### Instructions for the task
Exactly as written, please set down all of the entries again, with no pictures.

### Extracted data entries
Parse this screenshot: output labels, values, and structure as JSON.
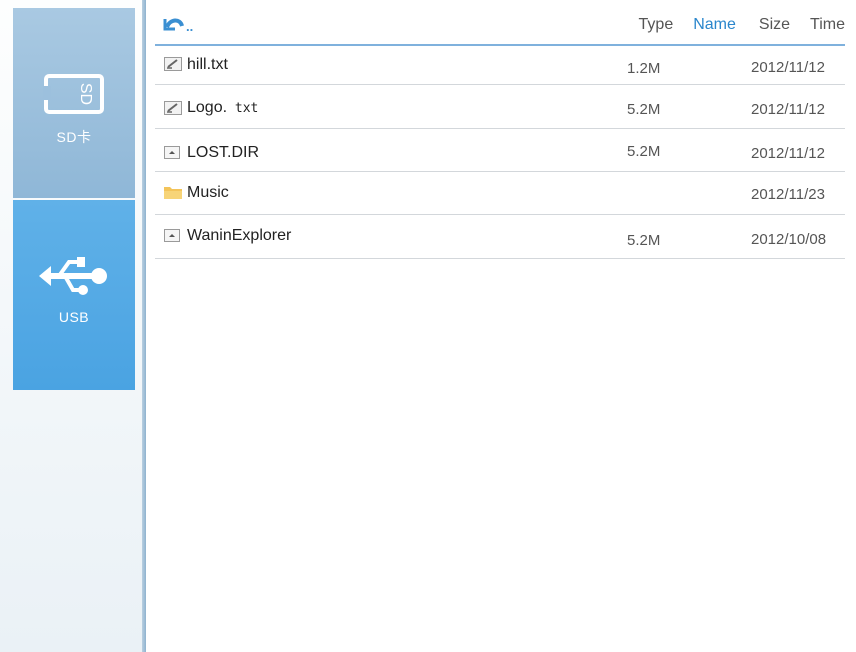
{
  "sidebar": {
    "devices": [
      {
        "label": "SD卡",
        "icon": "sd-card-icon",
        "selected": false
      },
      {
        "label": "USB",
        "icon": "usb-icon",
        "selected": true
      }
    ]
  },
  "toolbar": {
    "back_label": "..",
    "sort_options": [
      "Type",
      "Name",
      "Size",
      "Time"
    ],
    "active_sort": "Name",
    "active_color": "#2a86cc"
  },
  "files": [
    {
      "name_main": "hill.txt",
      "name_ext": "",
      "type_icon": "text-file-icon",
      "size": "1.2M",
      "time": "2012/11/12"
    },
    {
      "name_main": "Logo.",
      "name_ext": " txt",
      "type_icon": "text-file-icon",
      "size": "5.2M",
      "time": "2012/11/12"
    },
    {
      "name_main": "LOST.DIR",
      "name_ext": "",
      "type_icon": "image-file-icon",
      "size": "5.2M",
      "time": "2012/11/12"
    },
    {
      "name_main": "Music",
      "name_ext": "",
      "type_icon": "folder-icon",
      "size": "",
      "time": "2012/11/23"
    },
    {
      "name_main": "WaninExplorer",
      "name_ext": "",
      "type_icon": "image-file-icon",
      "size": "5.2M",
      "time": "2012/10/08"
    }
  ]
}
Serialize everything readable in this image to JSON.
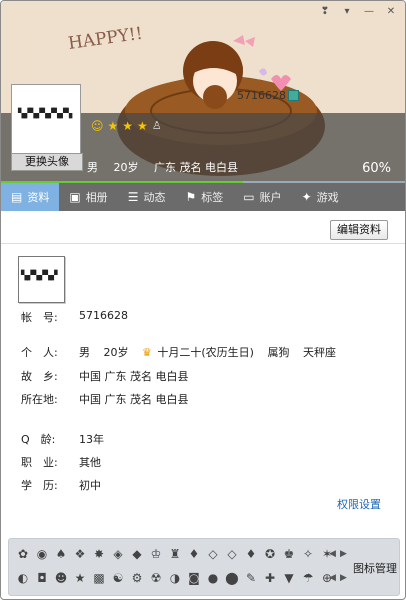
{
  "window": {
    "controls": [
      "feedback-icon",
      "skin-icon",
      "minimize-icon",
      "close-icon"
    ]
  },
  "header": {
    "handwriting": "HAPPY!!",
    "change_avatar_label": "更换头像",
    "qq_number_top": "5716628",
    "level_icons": [
      "sun-face-icon",
      "star-icon",
      "star-icon",
      "star-icon",
      "tux-icon"
    ],
    "basic": {
      "gender": "男",
      "age": "20岁",
      "location": "广东 茂名 电白县"
    },
    "completion_text": "60%",
    "completion_fraction": 0.6
  },
  "tabs": [
    {
      "label": "资料",
      "icon": "profile-card-icon",
      "active": true
    },
    {
      "label": "相册",
      "icon": "photo-icon",
      "active": false
    },
    {
      "label": "动态",
      "icon": "feed-icon",
      "active": false
    },
    {
      "label": "标签",
      "icon": "tag-icon",
      "active": false
    },
    {
      "label": "账户",
      "icon": "briefcase-icon",
      "active": false
    },
    {
      "label": "游戏",
      "icon": "game-icon",
      "active": false
    }
  ],
  "edit_button_label": "编辑资料",
  "profile": {
    "account": {
      "label": "帐　号:",
      "value": "5716628"
    },
    "personal": {
      "label": "个　人:",
      "gender": "男",
      "age": "20岁",
      "birthday": "十月二十(农历生日)",
      "zodiac": "属狗",
      "constellation": "天秤座"
    },
    "hometown": {
      "label": "故　乡:",
      "value": "中国 广东 茂名 电白县"
    },
    "location": {
      "label": "所在地:",
      "value": "中国 广东 茂名 电白县"
    },
    "q_age": {
      "label": "Q　龄:",
      "value": "13年"
    },
    "job": {
      "label": "职　业:",
      "value": "其他"
    },
    "education": {
      "label": "学　历:",
      "value": "初中"
    }
  },
  "permission_link": "权限设置",
  "icon_tray": {
    "row1_count": 17,
    "row2_count": 17,
    "manage_label": "图标管理"
  }
}
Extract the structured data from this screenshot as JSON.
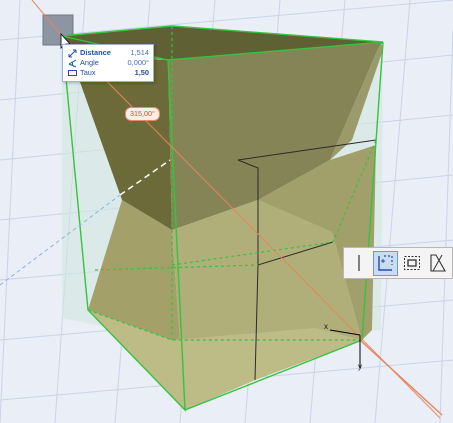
{
  "tracker": {
    "rows": [
      {
        "icon": "distance-icon",
        "label": "Distance",
        "value": "1,514"
      },
      {
        "icon": "angle-icon",
        "label": "Angle",
        "value": "0,000°"
      },
      {
        "icon": "rate-icon",
        "label": "Taux",
        "value": "1,50"
      }
    ]
  },
  "angle_badge": "315,00°",
  "axes": {
    "x": "x",
    "y": "y"
  },
  "pet_palette": {
    "buttons": [
      {
        "name": "move-edge-icon",
        "active": false
      },
      {
        "name": "offset-edge-icon",
        "active": true
      },
      {
        "name": "offset-all-edges-icon",
        "active": false
      },
      {
        "name": "skew-icon",
        "active": false
      }
    ]
  },
  "colors": {
    "background": "#e9eef7",
    "solid_fill": "#a7a56c",
    "selection_box": "#37c23f",
    "guide_line": "#e8845f"
  }
}
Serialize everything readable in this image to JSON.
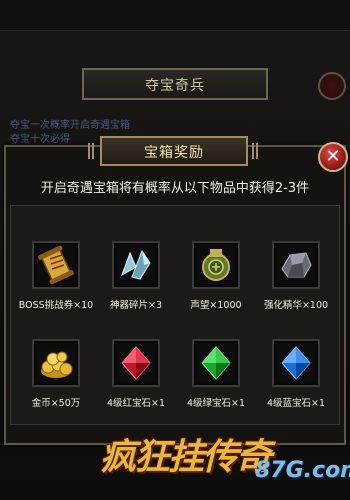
{
  "background": {
    "window_title": "夺宝奇兵",
    "line1": "夺宝一次概率开启奇遇宝箱",
    "line2": "夺宝十次必得"
  },
  "dialog": {
    "title": "宝箱奖励",
    "description": "开启奇遇宝箱将有概率从以下物品中获得2-3件",
    "close_icon": "close-icon"
  },
  "items": [
    {
      "label": "BOSS挑战券×10",
      "icon": "scroll-icon"
    },
    {
      "label": "神器碎片×3",
      "icon": "crystal-shard-icon"
    },
    {
      "label": "声望×1000",
      "icon": "jade-token-icon"
    },
    {
      "label": "强化精华×100",
      "icon": "ore-icon"
    },
    {
      "label": "金币×50万",
      "icon": "gold-coins-icon"
    },
    {
      "label": "4级红宝石×1",
      "icon": "red-gem-icon"
    },
    {
      "label": "4级绿宝石×1",
      "icon": "green-gem-icon"
    },
    {
      "label": "4级蓝宝石×1",
      "icon": "blue-gem-icon"
    }
  ],
  "logo": {
    "text": "疯狂挂传奇",
    "site": "87G.com"
  }
}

### Answer for this exercise
Parse this screenshot: output labels, values, and structure as JSON.
{
  "sidebar": {
    "devices": [
      {
        "label": "SD卡",
        "icon": "sd-card-icon",
        "selected": false
      },
      {
        "label": "USB",
        "icon": "usb-icon",
        "selected": true
      }
    ]
  },
  "toolbar": {
    "back_label": "..",
    "sort_options": [
      "Type",
      "Name",
      "Size",
      "Time"
    ],
    "active_sort": "Name",
    "active_color": "#2a86cc"
  },
  "files": [
    {
      "name_main": "hill.txt",
      "name_ext": "",
      "type_icon": "text-file-icon",
      "size": "1.2M",
      "time": "2012/11/12"
    },
    {
      "name_main": "Logo.",
      "name_ext": " txt",
      "type_icon": "text-file-icon",
      "size": "5.2M",
      "time": "2012/11/12"
    },
    {
      "name_main": "LOST.DIR",
      "name_ext": "",
      "type_icon": "image-file-icon",
      "size": "5.2M",
      "time": "2012/11/12"
    },
    {
      "name_main": "Music",
      "name_ext": "",
      "type_icon": "folder-icon",
      "size": "",
      "time": "2012/11/23"
    },
    {
      "name_main": "WaninExplorer",
      "name_ext": "",
      "type_icon": "image-file-icon",
      "size": "5.2M",
      "time": "2012/10/08"
    }
  ]
}
Serialize everything readable in this image to JSON.
{
  "window": {
    "controls": [
      "feedback-icon",
      "skin-icon",
      "minimize-icon",
      "close-icon"
    ]
  },
  "header": {
    "handwriting": "HAPPY!!",
    "change_avatar_label": "更换头像",
    "qq_number_top": "5716628",
    "level_icons": [
      "sun-face-icon",
      "star-icon",
      "star-icon",
      "star-icon",
      "tux-icon"
    ],
    "basic": {
      "gender": "男",
      "age": "20岁",
      "location": "广东 茂名 电白县"
    },
    "completion_text": "60%",
    "completion_fraction": 0.6
  },
  "tabs": [
    {
      "label": "资料",
      "icon": "profile-card-icon",
      "active": true
    },
    {
      "label": "相册",
      "icon": "photo-icon",
      "active": false
    },
    {
      "label": "动态",
      "icon": "feed-icon",
      "active": false
    },
    {
      "label": "标签",
      "icon": "tag-icon",
      "active": false
    },
    {
      "label": "账户",
      "icon": "briefcase-icon",
      "active": false
    },
    {
      "label": "游戏",
      "icon": "game-icon",
      "active": false
    }
  ],
  "edit_button_label": "编辑资料",
  "profile": {
    "account": {
      "label": "帐　号:",
      "value": "5716628"
    },
    "personal": {
      "label": "个　人:",
      "gender": "男",
      "age": "20岁",
      "birthday": "十月二十(农历生日)",
      "zodiac": "属狗",
      "constellation": "天秤座"
    },
    "hometown": {
      "label": "故　乡:",
      "value": "中国 广东 茂名 电白县"
    },
    "location": {
      "label": "所在地:",
      "value": "中国 广东 茂名 电白县"
    },
    "q_age": {
      "label": "Q　龄:",
      "value": "13年"
    },
    "job": {
      "label": "职　业:",
      "value": "其他"
    },
    "education": {
      "label": "学　历:",
      "value": "初中"
    }
  },
  "permission_link": "权限设置",
  "icon_tray": {
    "row1_count": 17,
    "row2_count": 17,
    "manage_label": "图标管理"
  }
}
Extract the structured data from this screenshot as JSON.
{
  "tracker": {
    "rows": [
      {
        "icon": "distance-icon",
        "label": "Distance",
        "value": "1,514"
      },
      {
        "icon": "angle-icon",
        "label": "Angle",
        "value": "0,000°"
      },
      {
        "icon": "rate-icon",
        "label": "Taux",
        "value": "1,50"
      }
    ]
  },
  "angle_badge": "315,00°",
  "axes": {
    "x": "x",
    "y": "y"
  },
  "pet_palette": {
    "buttons": [
      {
        "name": "move-edge-icon",
        "active": false
      },
      {
        "name": "offset-edge-icon",
        "active": true
      },
      {
        "name": "offset-all-edges-icon",
        "active": false
      },
      {
        "name": "skew-icon",
        "active": false
      }
    ]
  },
  "colors": {
    "background": "#e9eef7",
    "solid_fill": "#a7a56c",
    "selection_box": "#37c23f",
    "guide_line": "#e8845f"
  }
}
Serialize everything readable in this image to JSON.
{
  "background": {
    "window_title": "夺宝奇兵",
    "line1": "夺宝一次概率开启奇遇宝箱",
    "line2": "夺宝十次必得"
  },
  "dialog": {
    "title": "宝箱奖励",
    "description": "开启奇遇宝箱将有概率从以下物品中获得2-3件",
    "close_icon": "close-icon"
  },
  "items": [
    {
      "label": "BOSS挑战券×10",
      "icon": "scroll-icon"
    },
    {
      "label": "神器碎片×3",
      "icon": "crystal-shard-icon"
    },
    {
      "label": "声望×1000",
      "icon": "jade-token-icon"
    },
    {
      "label": "强化精华×100",
      "icon": "ore-icon"
    },
    {
      "label": "金币×50万",
      "icon": "gold-coins-icon"
    },
    {
      "label": "4级红宝石×1",
      "icon": "red-gem-icon"
    },
    {
      "label": "4级绿宝石×1",
      "icon": "green-gem-icon"
    },
    {
      "label": "4级蓝宝石×1",
      "icon": "blue-gem-icon"
    }
  ],
  "logo": {
    "text": "疯狂挂传奇",
    "site": "87G.com"
  }
}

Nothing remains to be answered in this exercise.